WORK REQUIRED
Omit all images, then return the remaining material exactly as it stands.

EXERCISE INPUT

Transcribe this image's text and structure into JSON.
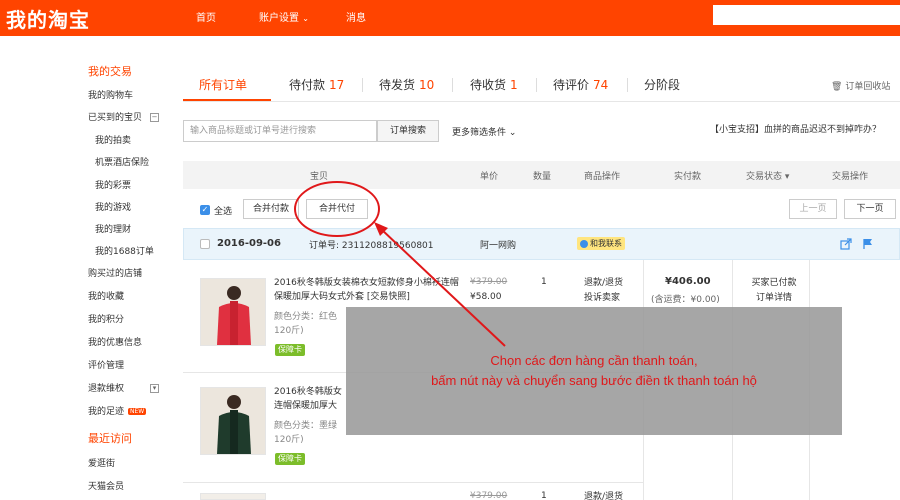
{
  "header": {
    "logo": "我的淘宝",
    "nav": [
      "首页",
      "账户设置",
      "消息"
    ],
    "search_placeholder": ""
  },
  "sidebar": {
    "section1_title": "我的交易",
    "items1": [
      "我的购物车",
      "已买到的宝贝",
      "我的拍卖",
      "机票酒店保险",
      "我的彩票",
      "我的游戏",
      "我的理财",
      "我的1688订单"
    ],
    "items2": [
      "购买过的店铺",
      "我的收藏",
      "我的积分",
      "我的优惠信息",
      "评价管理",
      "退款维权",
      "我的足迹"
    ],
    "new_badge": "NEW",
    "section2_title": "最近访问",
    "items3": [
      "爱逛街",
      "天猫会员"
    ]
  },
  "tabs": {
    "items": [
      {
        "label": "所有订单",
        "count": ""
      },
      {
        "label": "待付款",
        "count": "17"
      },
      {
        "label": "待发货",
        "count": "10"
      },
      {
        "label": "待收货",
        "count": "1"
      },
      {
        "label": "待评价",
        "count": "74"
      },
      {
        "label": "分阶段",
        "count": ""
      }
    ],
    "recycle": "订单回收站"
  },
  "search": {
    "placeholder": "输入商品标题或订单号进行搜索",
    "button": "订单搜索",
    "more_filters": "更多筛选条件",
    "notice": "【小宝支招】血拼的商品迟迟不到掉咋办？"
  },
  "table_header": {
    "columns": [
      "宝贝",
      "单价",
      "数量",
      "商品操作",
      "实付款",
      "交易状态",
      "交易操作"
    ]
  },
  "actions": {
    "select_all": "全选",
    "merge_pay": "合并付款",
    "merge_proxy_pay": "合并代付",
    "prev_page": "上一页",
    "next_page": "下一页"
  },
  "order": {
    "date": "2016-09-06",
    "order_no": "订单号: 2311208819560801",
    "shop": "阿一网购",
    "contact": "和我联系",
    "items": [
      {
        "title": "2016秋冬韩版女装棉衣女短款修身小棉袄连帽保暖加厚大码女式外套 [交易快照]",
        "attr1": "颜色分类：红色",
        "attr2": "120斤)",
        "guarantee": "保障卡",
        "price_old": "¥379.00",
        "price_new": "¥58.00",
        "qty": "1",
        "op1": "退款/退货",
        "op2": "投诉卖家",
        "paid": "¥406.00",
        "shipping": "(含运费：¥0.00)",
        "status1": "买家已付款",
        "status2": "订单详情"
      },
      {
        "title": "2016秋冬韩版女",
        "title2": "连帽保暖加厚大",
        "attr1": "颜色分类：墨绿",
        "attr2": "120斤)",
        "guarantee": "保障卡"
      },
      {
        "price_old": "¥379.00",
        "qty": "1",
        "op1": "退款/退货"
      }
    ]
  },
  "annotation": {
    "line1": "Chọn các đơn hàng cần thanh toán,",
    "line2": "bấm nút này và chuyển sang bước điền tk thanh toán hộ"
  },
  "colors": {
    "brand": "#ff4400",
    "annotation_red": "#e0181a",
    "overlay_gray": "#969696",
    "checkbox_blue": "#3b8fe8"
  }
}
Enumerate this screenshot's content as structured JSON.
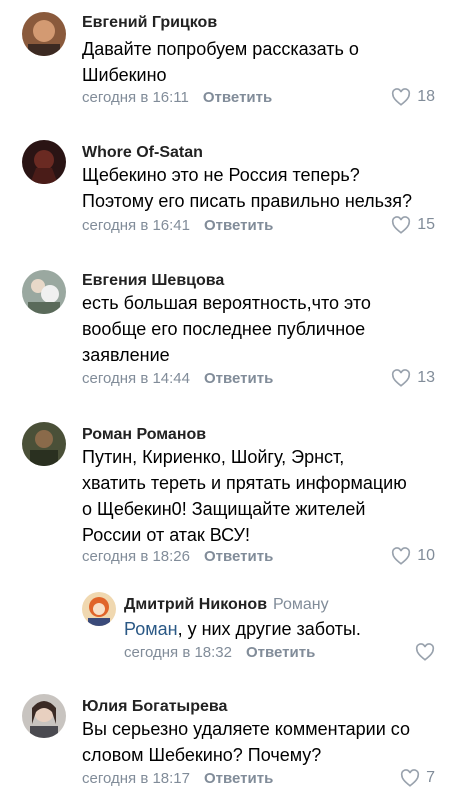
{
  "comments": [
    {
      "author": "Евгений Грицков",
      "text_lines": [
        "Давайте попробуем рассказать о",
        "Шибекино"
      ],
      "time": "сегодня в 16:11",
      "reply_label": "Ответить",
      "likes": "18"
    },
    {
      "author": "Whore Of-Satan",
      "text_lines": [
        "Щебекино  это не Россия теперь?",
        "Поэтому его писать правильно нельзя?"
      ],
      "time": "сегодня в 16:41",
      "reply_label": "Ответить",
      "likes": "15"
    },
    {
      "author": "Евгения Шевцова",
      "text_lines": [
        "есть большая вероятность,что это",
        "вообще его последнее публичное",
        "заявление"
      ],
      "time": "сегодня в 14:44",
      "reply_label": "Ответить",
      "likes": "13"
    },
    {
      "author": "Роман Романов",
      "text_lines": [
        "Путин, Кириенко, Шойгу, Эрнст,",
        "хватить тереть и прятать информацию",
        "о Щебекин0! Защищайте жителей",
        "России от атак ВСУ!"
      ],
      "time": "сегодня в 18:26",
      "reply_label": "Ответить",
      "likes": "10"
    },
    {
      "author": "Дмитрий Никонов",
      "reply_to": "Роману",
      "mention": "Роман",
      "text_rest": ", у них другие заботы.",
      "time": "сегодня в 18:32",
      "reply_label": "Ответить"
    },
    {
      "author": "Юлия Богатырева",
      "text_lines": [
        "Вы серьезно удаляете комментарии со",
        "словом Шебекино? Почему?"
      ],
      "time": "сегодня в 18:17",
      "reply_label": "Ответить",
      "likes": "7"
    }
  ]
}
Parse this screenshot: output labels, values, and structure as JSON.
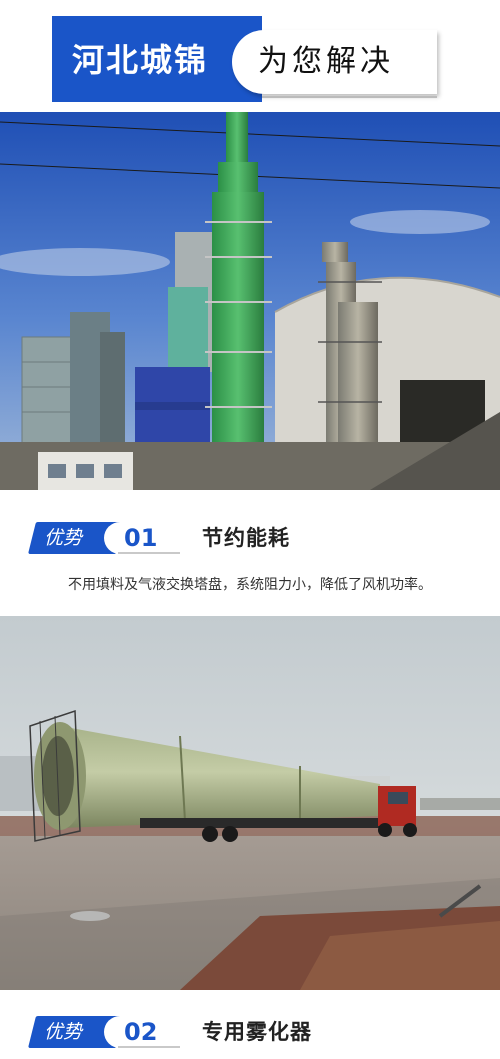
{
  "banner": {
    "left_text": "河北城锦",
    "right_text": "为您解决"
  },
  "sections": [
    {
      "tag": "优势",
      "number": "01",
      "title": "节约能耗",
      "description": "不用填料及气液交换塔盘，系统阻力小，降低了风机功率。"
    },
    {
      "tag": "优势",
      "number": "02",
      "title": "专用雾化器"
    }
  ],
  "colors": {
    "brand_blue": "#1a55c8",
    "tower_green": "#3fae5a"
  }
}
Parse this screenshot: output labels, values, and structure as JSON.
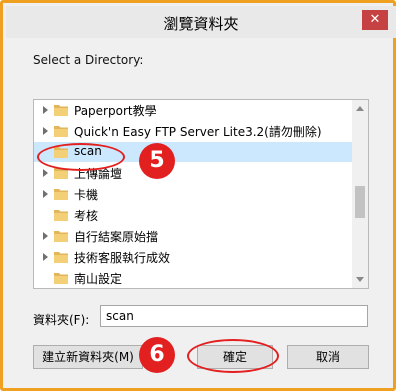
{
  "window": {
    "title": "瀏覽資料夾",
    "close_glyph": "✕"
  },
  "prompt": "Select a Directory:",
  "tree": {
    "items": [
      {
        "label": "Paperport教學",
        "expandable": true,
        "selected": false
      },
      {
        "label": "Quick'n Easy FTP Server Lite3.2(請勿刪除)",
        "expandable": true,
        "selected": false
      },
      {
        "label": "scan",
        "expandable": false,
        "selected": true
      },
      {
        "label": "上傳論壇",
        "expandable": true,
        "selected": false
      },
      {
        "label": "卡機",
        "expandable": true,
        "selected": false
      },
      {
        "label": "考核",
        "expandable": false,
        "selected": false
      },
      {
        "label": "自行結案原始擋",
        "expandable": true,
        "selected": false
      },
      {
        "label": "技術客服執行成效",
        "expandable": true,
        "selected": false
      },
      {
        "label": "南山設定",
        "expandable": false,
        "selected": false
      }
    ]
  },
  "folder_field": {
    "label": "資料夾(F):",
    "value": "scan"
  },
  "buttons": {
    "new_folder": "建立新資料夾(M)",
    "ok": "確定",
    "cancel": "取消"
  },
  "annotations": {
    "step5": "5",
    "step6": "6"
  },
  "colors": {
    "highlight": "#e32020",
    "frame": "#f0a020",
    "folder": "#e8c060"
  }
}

SOLUTION TO THIS PROBLEM
Transcribe this image's text and structure into JSON.
{
  "header": {
    "logo": "我的淘宝",
    "nav": [
      "首页",
      "账户设置",
      "消息"
    ],
    "search_placeholder": ""
  },
  "sidebar": {
    "section1_title": "我的交易",
    "items1": [
      "我的购物车",
      "已买到的宝贝",
      "我的拍卖",
      "机票酒店保险",
      "我的彩票",
      "我的游戏",
      "我的理财",
      "我的1688订单"
    ],
    "items2": [
      "购买过的店铺",
      "我的收藏",
      "我的积分",
      "我的优惠信息",
      "评价管理",
      "退款维权",
      "我的足迹"
    ],
    "new_badge": "NEW",
    "section2_title": "最近访问",
    "items3": [
      "爱逛街",
      "天猫会员"
    ]
  },
  "tabs": {
    "items": [
      {
        "label": "所有订单",
        "count": ""
      },
      {
        "label": "待付款",
        "count": "17"
      },
      {
        "label": "待发货",
        "count": "10"
      },
      {
        "label": "待收货",
        "count": "1"
      },
      {
        "label": "待评价",
        "count": "74"
      },
      {
        "label": "分阶段",
        "count": ""
      }
    ],
    "recycle": "订单回收站"
  },
  "search": {
    "placeholder": "输入商品标题或订单号进行搜索",
    "button": "订单搜索",
    "more_filters": "更多筛选条件",
    "notice": "【小宝支招】血拼的商品迟迟不到掉咋办？"
  },
  "table_header": {
    "columns": [
      "宝贝",
      "单价",
      "数量",
      "商品操作",
      "实付款",
      "交易状态",
      "交易操作"
    ]
  },
  "actions": {
    "select_all": "全选",
    "merge_pay": "合并付款",
    "merge_proxy_pay": "合并代付",
    "prev_page": "上一页",
    "next_page": "下一页"
  },
  "order": {
    "date": "2016-09-06",
    "order_no": "订单号: 2311208819560801",
    "shop": "阿一网购",
    "contact": "和我联系",
    "items": [
      {
        "title": "2016秋冬韩版女装棉衣女短款修身小棉袄连帽保暖加厚大码女式外套 [交易快照]",
        "attr1": "颜色分类：红色",
        "attr2": "120斤)",
        "guarantee": "保障卡",
        "price_old": "¥379.00",
        "price_new": "¥58.00",
        "qty": "1",
        "op1": "退款/退货",
        "op2": "投诉卖家",
        "paid": "¥406.00",
        "shipping": "(含运费：¥0.00)",
        "status1": "买家已付款",
        "status2": "订单详情"
      },
      {
        "title": "2016秋冬韩版女",
        "title2": "连帽保暖加厚大",
        "attr1": "颜色分类：墨绿",
        "attr2": "120斤)",
        "guarantee": "保障卡"
      },
      {
        "price_old": "¥379.00",
        "qty": "1",
        "op1": "退款/退货"
      }
    ]
  },
  "annotation": {
    "line1": "Chọn các đơn hàng cần thanh toán,",
    "line2": "bấm nút này và chuyển sang bước điền tk thanh toán hộ"
  },
  "colors": {
    "brand": "#ff4400",
    "annotation_red": "#e0181a",
    "overlay_gray": "#969696",
    "checkbox_blue": "#3b8fe8"
  }
}
Enumerate this screenshot's content as structured JSON.
{
  "comments": [
    {
      "author": "Евгений Грицков",
      "text_lines": [
        "Давайте попробуем рассказать о",
        "Шибекино"
      ],
      "time": "сегодня в 16:11",
      "reply_label": "Ответить",
      "likes": "18"
    },
    {
      "author": "Whore Of-Satan",
      "text_lines": [
        "Щебекино  это не Россия теперь?",
        "Поэтому его писать правильно нельзя?"
      ],
      "time": "сегодня в 16:41",
      "reply_label": "Ответить",
      "likes": "15"
    },
    {
      "author": "Евгения Шевцова",
      "text_lines": [
        "есть большая вероятность,что это",
        "вообще его последнее публичное",
        "заявление"
      ],
      "time": "сегодня в 14:44",
      "reply_label": "Ответить",
      "likes": "13"
    },
    {
      "author": "Роман Романов",
      "text_lines": [
        "Путин, Кириенко, Шойгу, Эрнст,",
        "хватить тереть и прятать информацию",
        "о Щебекин0! Защищайте жителей",
        "России от атак ВСУ!"
      ],
      "time": "сегодня в 18:26",
      "reply_label": "Ответить",
      "likes": "10"
    },
    {
      "author": "Дмитрий Никонов",
      "reply_to": "Роману",
      "mention": "Роман",
      "text_rest": ", у них другие заботы.",
      "time": "сегодня в 18:32",
      "reply_label": "Ответить"
    },
    {
      "author": "Юлия Богатырева",
      "text_lines": [
        "Вы серьезно удаляете комментарии со",
        "словом Шебекино? Почему?"
      ],
      "time": "сегодня в 18:17",
      "reply_label": "Ответить",
      "likes": "7"
    }
  ]
}
Parse this screenshot: output labels, values, and structure as JSON.
{
  "banner": {
    "left_text": "河北城锦",
    "right_text": "为您解决"
  },
  "sections": [
    {
      "tag": "优势",
      "number": "01",
      "title": "节约能耗",
      "description": "不用填料及气液交换塔盘，系统阻力小，降低了风机功率。"
    },
    {
      "tag": "优势",
      "number": "02",
      "title": "专用雾化器"
    }
  ],
  "colors": {
    "brand_blue": "#1a55c8",
    "tower_green": "#3fae5a"
  }
}
Parse this screenshot: output labels, values, and structure as JSON.
{
  "window": {
    "title": "瀏覽資料夾",
    "close_glyph": "✕"
  },
  "prompt": "Select a Directory:",
  "tree": {
    "items": [
      {
        "label": "Paperport教學",
        "expandable": true,
        "selected": false
      },
      {
        "label": "Quick'n Easy FTP Server Lite3.2(請勿刪除)",
        "expandable": true,
        "selected": false
      },
      {
        "label": "scan",
        "expandable": false,
        "selected": true
      },
      {
        "label": "上傳論壇",
        "expandable": true,
        "selected": false
      },
      {
        "label": "卡機",
        "expandable": true,
        "selected": false
      },
      {
        "label": "考核",
        "expandable": false,
        "selected": false
      },
      {
        "label": "自行結案原始擋",
        "expandable": true,
        "selected": false
      },
      {
        "label": "技術客服執行成效",
        "expandable": true,
        "selected": false
      },
      {
        "label": "南山設定",
        "expandable": false,
        "selected": false
      }
    ]
  },
  "folder_field": {
    "label": "資料夾(F):",
    "value": "scan"
  },
  "buttons": {
    "new_folder": "建立新資料夾(M)",
    "ok": "確定",
    "cancel": "取消"
  },
  "annotations": {
    "step5": "5",
    "step6": "6"
  },
  "colors": {
    "highlight": "#e32020",
    "frame": "#f0a020",
    "folder": "#e8c060"
  }
}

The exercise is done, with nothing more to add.